[Begin]
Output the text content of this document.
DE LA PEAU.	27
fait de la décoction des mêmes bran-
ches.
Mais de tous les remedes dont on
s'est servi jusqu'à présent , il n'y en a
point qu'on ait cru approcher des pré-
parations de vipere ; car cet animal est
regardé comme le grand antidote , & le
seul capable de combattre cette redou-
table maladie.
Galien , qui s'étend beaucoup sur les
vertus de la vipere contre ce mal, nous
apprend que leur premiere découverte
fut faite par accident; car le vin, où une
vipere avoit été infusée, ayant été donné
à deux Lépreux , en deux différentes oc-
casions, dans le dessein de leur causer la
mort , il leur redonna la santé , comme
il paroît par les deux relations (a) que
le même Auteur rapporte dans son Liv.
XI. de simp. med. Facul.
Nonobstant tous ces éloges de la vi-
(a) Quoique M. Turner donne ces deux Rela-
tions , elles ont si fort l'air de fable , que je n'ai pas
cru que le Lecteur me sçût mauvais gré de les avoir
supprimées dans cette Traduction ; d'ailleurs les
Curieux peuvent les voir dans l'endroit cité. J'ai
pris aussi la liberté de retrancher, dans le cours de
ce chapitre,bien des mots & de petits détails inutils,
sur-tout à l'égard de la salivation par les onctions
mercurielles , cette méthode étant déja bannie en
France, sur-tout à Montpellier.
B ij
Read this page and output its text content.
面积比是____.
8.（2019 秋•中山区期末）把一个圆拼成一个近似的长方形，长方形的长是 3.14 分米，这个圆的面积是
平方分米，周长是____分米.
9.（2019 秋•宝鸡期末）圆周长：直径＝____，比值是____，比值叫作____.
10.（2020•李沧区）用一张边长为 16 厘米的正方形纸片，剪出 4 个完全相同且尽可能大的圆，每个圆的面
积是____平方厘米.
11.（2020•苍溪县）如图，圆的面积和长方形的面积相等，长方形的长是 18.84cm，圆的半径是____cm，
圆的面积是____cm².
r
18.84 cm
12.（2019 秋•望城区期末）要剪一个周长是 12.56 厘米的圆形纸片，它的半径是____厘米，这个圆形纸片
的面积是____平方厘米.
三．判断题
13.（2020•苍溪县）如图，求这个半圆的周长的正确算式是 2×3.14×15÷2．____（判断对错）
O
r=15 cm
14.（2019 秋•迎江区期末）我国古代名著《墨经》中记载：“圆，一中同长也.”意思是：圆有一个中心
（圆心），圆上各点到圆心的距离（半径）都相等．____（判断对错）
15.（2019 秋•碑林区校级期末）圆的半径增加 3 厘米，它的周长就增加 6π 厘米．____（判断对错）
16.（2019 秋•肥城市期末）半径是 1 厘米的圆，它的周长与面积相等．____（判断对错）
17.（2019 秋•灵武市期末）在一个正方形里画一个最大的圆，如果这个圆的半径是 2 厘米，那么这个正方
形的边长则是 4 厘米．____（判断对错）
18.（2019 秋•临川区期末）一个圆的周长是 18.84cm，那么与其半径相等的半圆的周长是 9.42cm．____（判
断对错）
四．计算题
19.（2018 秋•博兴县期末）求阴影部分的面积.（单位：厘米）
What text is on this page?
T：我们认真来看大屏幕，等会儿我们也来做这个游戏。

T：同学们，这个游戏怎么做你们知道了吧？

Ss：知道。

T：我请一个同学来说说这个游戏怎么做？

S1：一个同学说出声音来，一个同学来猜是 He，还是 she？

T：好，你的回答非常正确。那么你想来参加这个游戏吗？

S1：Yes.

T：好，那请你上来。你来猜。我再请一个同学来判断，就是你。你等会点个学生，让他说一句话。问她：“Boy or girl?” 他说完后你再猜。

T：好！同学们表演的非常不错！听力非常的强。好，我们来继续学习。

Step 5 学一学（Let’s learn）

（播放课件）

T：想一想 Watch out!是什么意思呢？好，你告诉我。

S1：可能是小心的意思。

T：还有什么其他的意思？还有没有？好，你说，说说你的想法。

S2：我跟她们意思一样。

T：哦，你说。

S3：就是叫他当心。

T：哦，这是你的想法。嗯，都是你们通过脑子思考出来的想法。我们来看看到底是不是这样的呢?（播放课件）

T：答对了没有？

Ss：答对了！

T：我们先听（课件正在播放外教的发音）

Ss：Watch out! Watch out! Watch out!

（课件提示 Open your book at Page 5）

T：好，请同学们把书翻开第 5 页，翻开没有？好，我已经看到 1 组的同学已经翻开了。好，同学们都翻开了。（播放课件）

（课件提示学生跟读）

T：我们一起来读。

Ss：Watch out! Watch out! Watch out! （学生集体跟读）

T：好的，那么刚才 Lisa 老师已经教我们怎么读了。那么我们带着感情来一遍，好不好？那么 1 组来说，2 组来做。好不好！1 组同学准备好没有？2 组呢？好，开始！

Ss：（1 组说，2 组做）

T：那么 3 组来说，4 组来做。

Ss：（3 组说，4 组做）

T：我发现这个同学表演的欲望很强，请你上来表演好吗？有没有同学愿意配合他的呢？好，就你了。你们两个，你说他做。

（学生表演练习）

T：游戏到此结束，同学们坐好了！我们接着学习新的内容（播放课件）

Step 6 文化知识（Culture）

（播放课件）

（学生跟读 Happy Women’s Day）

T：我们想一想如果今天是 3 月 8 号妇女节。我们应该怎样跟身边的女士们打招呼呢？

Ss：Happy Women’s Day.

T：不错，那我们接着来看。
[End]
From the listing above, pick out every line containing "tout".

▸ Exercise solution
sur-tout à l'égard de la salivation par les onctions
France, sur-tout à Montpellier.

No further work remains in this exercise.